Problem: Report each line of the data that includes the word "marker".

Supplied data:
-- BEGIN --
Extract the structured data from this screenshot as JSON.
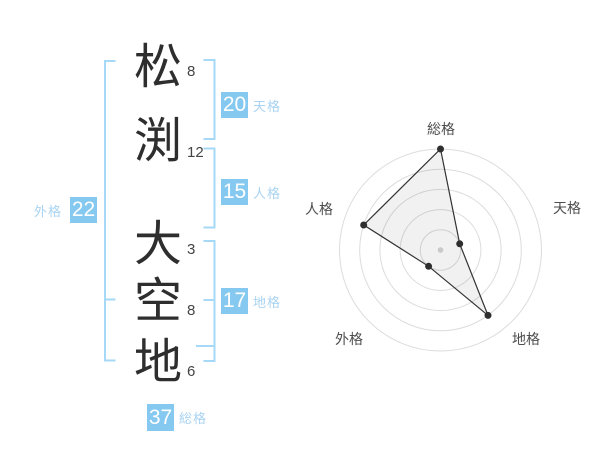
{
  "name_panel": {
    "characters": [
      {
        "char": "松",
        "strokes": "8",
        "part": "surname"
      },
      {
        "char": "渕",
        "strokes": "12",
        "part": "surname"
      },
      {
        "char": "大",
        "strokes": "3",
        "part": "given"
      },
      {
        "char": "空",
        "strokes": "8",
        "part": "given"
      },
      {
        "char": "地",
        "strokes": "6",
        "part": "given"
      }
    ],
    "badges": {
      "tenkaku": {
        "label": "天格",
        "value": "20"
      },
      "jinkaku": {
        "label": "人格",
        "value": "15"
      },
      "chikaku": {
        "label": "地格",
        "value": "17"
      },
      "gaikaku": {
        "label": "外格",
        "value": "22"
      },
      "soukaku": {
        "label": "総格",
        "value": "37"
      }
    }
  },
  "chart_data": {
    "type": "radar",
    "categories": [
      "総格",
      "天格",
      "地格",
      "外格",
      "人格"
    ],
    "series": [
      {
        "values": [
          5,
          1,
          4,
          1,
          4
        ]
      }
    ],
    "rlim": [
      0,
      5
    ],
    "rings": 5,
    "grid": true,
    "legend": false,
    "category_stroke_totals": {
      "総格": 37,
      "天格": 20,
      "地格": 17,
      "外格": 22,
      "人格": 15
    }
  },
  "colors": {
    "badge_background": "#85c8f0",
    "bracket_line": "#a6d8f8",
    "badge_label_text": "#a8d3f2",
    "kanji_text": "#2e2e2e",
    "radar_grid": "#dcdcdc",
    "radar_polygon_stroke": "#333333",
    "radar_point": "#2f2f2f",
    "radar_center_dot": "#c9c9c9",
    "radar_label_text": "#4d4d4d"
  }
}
-- END --
-- BEGIN --
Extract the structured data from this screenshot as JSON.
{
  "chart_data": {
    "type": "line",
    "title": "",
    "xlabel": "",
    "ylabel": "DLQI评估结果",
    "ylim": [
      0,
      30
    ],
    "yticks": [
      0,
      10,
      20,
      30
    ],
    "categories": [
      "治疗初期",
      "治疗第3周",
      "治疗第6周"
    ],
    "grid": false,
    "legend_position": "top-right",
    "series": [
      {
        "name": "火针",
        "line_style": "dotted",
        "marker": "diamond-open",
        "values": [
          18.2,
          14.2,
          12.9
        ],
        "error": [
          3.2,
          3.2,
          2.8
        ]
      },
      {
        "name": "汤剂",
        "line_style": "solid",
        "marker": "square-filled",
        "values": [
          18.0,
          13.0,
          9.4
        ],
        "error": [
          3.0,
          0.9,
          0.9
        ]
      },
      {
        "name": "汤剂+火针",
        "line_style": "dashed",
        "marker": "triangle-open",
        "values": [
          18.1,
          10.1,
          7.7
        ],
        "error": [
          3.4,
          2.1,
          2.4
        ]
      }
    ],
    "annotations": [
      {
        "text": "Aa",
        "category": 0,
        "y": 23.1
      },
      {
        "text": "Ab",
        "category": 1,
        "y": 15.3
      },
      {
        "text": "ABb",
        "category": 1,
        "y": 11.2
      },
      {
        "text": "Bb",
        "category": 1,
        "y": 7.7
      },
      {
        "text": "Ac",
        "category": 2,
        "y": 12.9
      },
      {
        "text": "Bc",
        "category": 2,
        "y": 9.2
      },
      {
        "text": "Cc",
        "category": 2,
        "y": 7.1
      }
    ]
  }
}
-- END --
-- BEGIN --
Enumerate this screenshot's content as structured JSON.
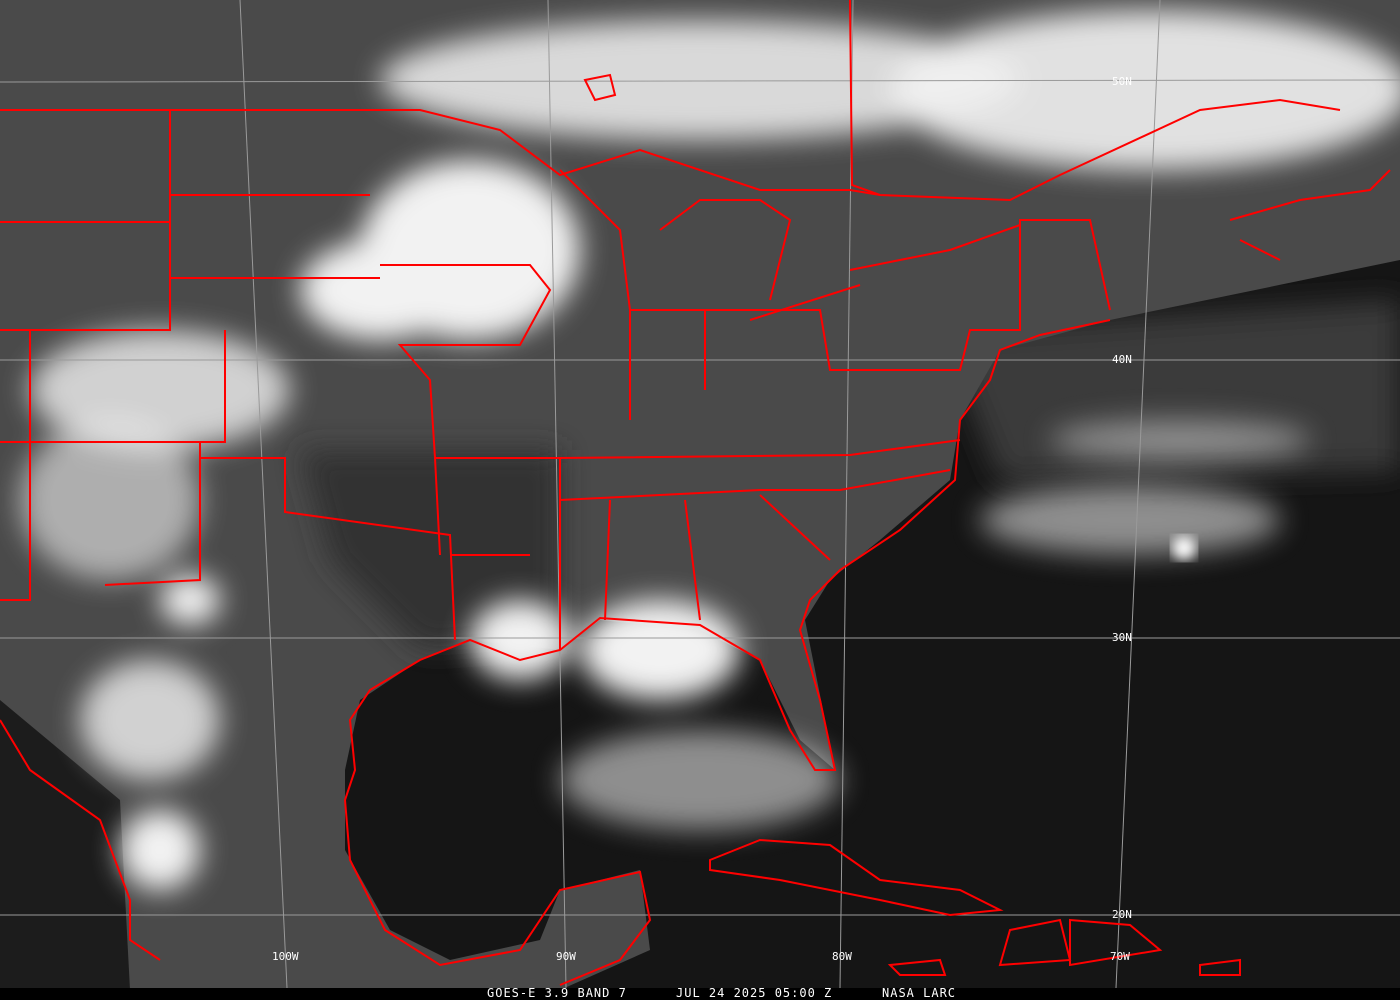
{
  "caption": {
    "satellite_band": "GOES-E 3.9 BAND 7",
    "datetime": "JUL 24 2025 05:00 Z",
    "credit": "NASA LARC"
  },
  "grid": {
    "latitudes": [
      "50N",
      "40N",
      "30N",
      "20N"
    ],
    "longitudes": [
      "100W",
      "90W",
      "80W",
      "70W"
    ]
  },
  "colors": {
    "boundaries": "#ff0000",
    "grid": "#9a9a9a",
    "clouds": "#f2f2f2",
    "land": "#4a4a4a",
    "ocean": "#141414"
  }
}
-- END --
Solution for this exercise:
        "marker": "diamond-open",
        "marker": "square-filled",
        "marker": "triangle-open",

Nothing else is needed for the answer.